Aim: Exactly as they appear, output all of the records. Skip any images.

The input:
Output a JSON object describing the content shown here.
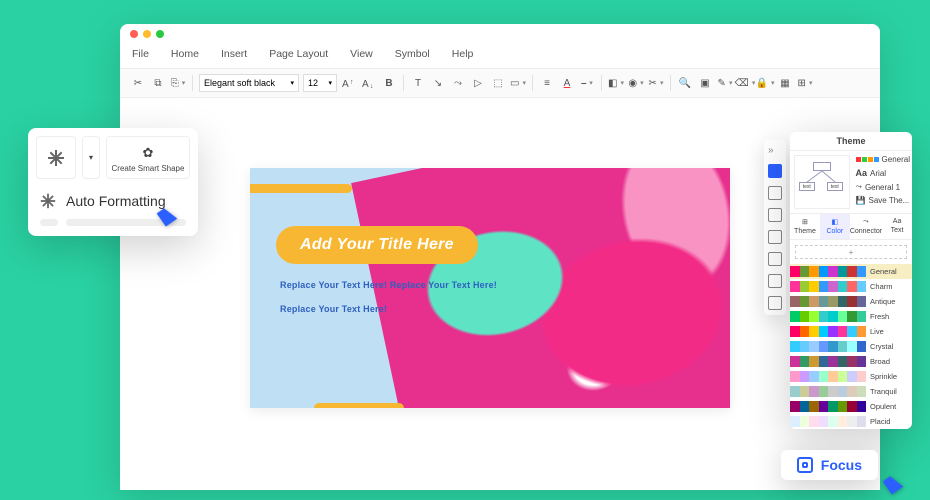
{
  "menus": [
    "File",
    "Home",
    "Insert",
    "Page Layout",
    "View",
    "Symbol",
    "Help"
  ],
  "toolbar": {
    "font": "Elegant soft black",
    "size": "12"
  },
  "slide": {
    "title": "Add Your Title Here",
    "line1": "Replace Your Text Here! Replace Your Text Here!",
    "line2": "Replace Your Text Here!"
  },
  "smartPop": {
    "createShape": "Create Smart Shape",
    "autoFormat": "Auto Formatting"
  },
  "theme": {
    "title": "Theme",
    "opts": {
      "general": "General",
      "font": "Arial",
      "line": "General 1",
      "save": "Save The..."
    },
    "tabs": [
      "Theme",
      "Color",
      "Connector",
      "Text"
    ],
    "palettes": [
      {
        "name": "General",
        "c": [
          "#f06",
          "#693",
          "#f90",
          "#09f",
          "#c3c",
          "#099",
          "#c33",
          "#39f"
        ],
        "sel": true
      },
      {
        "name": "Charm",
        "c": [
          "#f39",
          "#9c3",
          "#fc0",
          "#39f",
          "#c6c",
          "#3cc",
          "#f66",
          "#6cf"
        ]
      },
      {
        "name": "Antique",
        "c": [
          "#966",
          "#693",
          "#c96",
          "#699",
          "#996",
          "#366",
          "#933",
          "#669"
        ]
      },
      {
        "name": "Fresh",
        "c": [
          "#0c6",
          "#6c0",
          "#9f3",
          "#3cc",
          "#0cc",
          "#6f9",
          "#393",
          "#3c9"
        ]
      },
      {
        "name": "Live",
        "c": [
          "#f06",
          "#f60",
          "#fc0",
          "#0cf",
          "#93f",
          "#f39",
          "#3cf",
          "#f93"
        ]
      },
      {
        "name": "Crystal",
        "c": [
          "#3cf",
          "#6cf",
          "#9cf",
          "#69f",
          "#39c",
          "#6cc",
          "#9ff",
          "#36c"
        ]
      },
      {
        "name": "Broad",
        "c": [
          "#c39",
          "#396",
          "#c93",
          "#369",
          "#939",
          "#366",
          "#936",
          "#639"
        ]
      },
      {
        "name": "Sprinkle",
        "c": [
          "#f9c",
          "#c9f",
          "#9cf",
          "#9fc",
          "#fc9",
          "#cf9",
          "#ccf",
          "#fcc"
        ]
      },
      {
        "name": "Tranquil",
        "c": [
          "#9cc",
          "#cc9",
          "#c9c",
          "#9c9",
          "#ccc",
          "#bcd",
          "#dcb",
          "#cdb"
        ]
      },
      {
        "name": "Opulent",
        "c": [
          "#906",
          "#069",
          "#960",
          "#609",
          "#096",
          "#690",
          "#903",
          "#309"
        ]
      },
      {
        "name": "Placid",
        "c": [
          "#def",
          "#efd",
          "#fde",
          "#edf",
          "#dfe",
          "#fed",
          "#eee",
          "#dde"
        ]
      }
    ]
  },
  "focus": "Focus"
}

Response to this exercise:
Output a JSON object describing the content shown here.
{
  "menus": [
    "File",
    "Home",
    "Insert",
    "Page Layout",
    "View",
    "Symbol",
    "Help"
  ],
  "toolbar": {
    "font": "Elegant soft black",
    "size": "12"
  },
  "slide": {
    "title": "Add Your Title Here",
    "line1": "Replace Your Text Here! Replace Your Text Here!",
    "line2": "Replace Your Text Here!"
  },
  "smartPop": {
    "createShape": "Create Smart Shape",
    "autoFormat": "Auto Formatting"
  },
  "theme": {
    "title": "Theme",
    "opts": {
      "general": "General",
      "font": "Arial",
      "line": "General 1",
      "save": "Save The..."
    },
    "tabs": [
      "Theme",
      "Color",
      "Connector",
      "Text"
    ],
    "palettes": [
      {
        "name": "General",
        "c": [
          "#f06",
          "#693",
          "#f90",
          "#09f",
          "#c3c",
          "#099",
          "#c33",
          "#39f"
        ],
        "sel": true
      },
      {
        "name": "Charm",
        "c": [
          "#f39",
          "#9c3",
          "#fc0",
          "#39f",
          "#c6c",
          "#3cc",
          "#f66",
          "#6cf"
        ]
      },
      {
        "name": "Antique",
        "c": [
          "#966",
          "#693",
          "#c96",
          "#699",
          "#996",
          "#366",
          "#933",
          "#669"
        ]
      },
      {
        "name": "Fresh",
        "c": [
          "#0c6",
          "#6c0",
          "#9f3",
          "#3cc",
          "#0cc",
          "#6f9",
          "#393",
          "#3c9"
        ]
      },
      {
        "name": "Live",
        "c": [
          "#f06",
          "#f60",
          "#fc0",
          "#0cf",
          "#93f",
          "#f39",
          "#3cf",
          "#f93"
        ]
      },
      {
        "name": "Crystal",
        "c": [
          "#3cf",
          "#6cf",
          "#9cf",
          "#69f",
          "#39c",
          "#6cc",
          "#9ff",
          "#36c"
        ]
      },
      {
        "name": "Broad",
        "c": [
          "#c39",
          "#396",
          "#c93",
          "#369",
          "#939",
          "#366",
          "#936",
          "#639"
        ]
      },
      {
        "name": "Sprinkle",
        "c": [
          "#f9c",
          "#c9f",
          "#9cf",
          "#9fc",
          "#fc9",
          "#cf9",
          "#ccf",
          "#fcc"
        ]
      },
      {
        "name": "Tranquil",
        "c": [
          "#9cc",
          "#cc9",
          "#c9c",
          "#9c9",
          "#ccc",
          "#bcd",
          "#dcb",
          "#cdb"
        ]
      },
      {
        "name": "Opulent",
        "c": [
          "#906",
          "#069",
          "#960",
          "#609",
          "#096",
          "#690",
          "#903",
          "#309"
        ]
      },
      {
        "name": "Placid",
        "c": [
          "#def",
          "#efd",
          "#fde",
          "#edf",
          "#dfe",
          "#fed",
          "#eee",
          "#dde"
        ]
      }
    ]
  },
  "focus": "Focus"
}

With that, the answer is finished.